[Your instructions]
Only the number is wanted: how many lines contain "style"?

##### Information supplied #####

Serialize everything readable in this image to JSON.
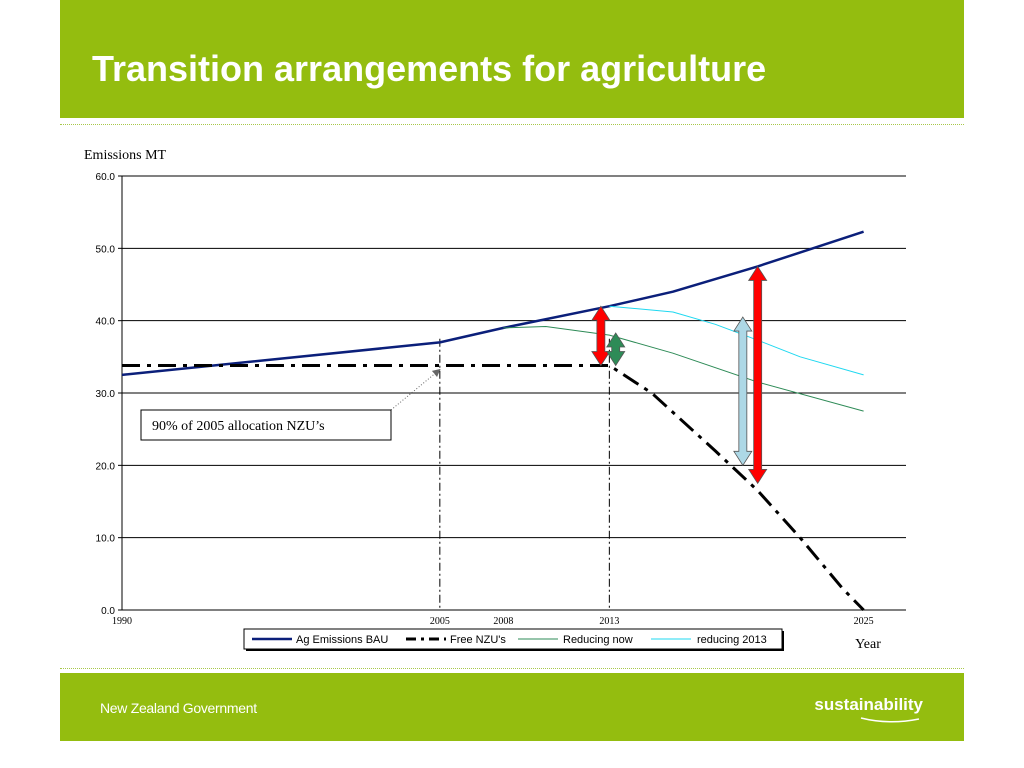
{
  "slide": {
    "title": "Transition arrangements for agriculture",
    "footer_left": "New Zealand Government",
    "footer_right": "sustainability",
    "brand_color": "#94bd0f"
  },
  "chart_data": {
    "type": "line",
    "ylabel": "Emissions MT",
    "xlabel": "Year",
    "xlim": [
      1990,
      2027
    ],
    "ylim": [
      0,
      60
    ],
    "y_ticks": [
      "0.0",
      "10.0",
      "20.0",
      "30.0",
      "40.0",
      "50.0",
      "60.0"
    ],
    "x_ticks": [
      "1990",
      "2005",
      "2008",
      "2013",
      "2025"
    ],
    "grid": true,
    "legend_position": "bottom",
    "annotation": "90% of 2005 allocation NZU’s",
    "series": [
      {
        "name": "Ag Emissions BAU",
        "color": "#0b1f7a",
        "style": "solid-thick",
        "x": [
          1990,
          2005,
          2008,
          2013,
          2016,
          2020,
          2025
        ],
        "y": [
          32.5,
          37.0,
          39.0,
          42.0,
          44.0,
          47.5,
          52.3
        ]
      },
      {
        "name": "Free NZU's",
        "color": "#000000",
        "style": "dash-dot-thick",
        "x": [
          1990,
          2013,
          2015,
          2018,
          2020,
          2022,
          2024,
          2025
        ],
        "y": [
          33.8,
          33.8,
          30.0,
          22.0,
          16.5,
          10.0,
          3.0,
          0.0
        ]
      },
      {
        "name": "Reducing now",
        "color": "#2e8b57",
        "style": "solid-thin",
        "x": [
          2008,
          2010,
          2013,
          2016,
          2020,
          2025
        ],
        "y": [
          39.0,
          39.2,
          38.0,
          35.5,
          31.5,
          27.5
        ]
      },
      {
        "name": "reducing 2013",
        "color": "#1fd8f0",
        "style": "solid-thin",
        "x": [
          2013,
          2016,
          2018,
          2020,
          2022,
          2025
        ],
        "y": [
          42.0,
          41.2,
          39.5,
          37.3,
          35.0,
          32.5
        ]
      }
    ],
    "vertical_markers": [
      2005,
      2013
    ],
    "gap_arrows": [
      {
        "x": 2012.6,
        "from": 33.8,
        "to": 42.0,
        "color": "#ff0000"
      },
      {
        "x": 2013.3,
        "from": 33.8,
        "to": 38.3,
        "color": "#2e8b57"
      },
      {
        "x": 2019.3,
        "from": 20.0,
        "to": 40.5,
        "color": "#add8e6"
      },
      {
        "x": 2020.0,
        "from": 17.5,
        "to": 47.5,
        "color": "#ff0000"
      }
    ]
  }
}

#####

[Expected output]
4